**TO DO:**
Select the lines that contain "Трехэтапный" and copy each of them.
Begin PROVIDED MATERIAL
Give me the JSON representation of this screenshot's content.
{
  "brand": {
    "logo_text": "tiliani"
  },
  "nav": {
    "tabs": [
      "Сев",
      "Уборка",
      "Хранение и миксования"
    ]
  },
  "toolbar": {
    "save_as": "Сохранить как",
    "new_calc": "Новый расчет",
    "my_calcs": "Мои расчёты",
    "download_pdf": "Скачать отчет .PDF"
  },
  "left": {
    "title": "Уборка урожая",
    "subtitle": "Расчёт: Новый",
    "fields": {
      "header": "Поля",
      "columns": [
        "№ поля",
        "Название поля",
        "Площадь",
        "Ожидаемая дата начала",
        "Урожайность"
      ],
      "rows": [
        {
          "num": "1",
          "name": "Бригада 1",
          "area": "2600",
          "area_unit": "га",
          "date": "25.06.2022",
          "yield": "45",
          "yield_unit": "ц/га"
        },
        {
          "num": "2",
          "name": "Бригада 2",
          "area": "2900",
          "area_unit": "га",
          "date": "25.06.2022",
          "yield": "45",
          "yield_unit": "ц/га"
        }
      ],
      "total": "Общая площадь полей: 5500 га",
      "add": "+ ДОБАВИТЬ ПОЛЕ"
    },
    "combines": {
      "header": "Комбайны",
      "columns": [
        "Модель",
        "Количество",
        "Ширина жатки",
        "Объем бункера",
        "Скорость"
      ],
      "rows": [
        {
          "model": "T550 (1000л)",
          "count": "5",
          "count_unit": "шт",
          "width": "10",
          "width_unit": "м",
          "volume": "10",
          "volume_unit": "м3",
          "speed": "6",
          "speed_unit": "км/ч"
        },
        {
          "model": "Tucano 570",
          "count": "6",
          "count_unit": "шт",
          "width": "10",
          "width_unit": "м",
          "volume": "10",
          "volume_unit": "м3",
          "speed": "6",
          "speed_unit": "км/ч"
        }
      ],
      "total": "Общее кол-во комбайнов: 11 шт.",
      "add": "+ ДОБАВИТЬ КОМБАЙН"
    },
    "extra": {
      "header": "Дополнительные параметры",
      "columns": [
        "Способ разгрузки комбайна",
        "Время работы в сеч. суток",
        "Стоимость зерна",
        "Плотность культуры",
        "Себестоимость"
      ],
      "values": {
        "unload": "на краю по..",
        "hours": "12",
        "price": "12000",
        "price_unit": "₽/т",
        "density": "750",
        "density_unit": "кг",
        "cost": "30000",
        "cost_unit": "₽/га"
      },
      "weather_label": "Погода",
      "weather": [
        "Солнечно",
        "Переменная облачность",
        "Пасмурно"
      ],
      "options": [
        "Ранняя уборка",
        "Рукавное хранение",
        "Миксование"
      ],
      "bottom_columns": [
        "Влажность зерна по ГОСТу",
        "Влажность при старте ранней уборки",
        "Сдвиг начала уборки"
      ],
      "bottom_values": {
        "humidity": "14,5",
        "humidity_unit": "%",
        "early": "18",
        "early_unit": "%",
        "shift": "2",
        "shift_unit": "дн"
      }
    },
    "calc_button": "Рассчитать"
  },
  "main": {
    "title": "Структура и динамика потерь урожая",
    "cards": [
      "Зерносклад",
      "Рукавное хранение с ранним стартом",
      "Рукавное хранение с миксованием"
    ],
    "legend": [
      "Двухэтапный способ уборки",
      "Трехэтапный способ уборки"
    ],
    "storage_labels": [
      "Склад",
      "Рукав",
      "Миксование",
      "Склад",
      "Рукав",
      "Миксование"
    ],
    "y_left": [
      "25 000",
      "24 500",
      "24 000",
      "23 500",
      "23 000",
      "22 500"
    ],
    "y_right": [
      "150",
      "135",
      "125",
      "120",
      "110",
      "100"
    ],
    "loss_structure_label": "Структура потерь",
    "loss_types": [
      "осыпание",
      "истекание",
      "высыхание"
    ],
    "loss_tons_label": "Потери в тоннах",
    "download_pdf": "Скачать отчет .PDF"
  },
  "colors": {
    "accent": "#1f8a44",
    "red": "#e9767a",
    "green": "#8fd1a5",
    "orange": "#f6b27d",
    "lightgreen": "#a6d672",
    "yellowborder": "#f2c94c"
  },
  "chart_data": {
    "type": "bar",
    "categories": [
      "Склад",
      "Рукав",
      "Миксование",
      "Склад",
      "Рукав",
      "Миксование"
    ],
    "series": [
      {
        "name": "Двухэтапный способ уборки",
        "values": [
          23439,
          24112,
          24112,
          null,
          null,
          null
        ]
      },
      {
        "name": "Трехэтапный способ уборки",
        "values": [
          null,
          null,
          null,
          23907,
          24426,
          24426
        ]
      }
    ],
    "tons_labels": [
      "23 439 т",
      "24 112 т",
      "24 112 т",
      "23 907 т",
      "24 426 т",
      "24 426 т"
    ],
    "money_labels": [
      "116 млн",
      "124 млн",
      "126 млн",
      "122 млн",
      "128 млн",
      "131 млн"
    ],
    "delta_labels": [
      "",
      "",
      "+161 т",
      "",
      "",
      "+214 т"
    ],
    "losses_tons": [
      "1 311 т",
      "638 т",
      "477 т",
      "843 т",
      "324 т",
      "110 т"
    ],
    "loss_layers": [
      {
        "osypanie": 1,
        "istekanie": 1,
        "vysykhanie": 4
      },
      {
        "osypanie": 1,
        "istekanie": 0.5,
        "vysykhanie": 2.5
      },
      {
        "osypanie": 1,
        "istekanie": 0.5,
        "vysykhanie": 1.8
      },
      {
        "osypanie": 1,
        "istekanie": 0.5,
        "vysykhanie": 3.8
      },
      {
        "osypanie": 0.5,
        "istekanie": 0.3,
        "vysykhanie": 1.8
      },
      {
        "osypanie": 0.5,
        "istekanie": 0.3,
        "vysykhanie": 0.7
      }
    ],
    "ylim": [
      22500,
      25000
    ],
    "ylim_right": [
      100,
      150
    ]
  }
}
End PROVIDED MATERIAL
**TASK RESPONSE:**
      "Трехэтапный способ уборки"
        "name": "Трехэтапный способ уборки",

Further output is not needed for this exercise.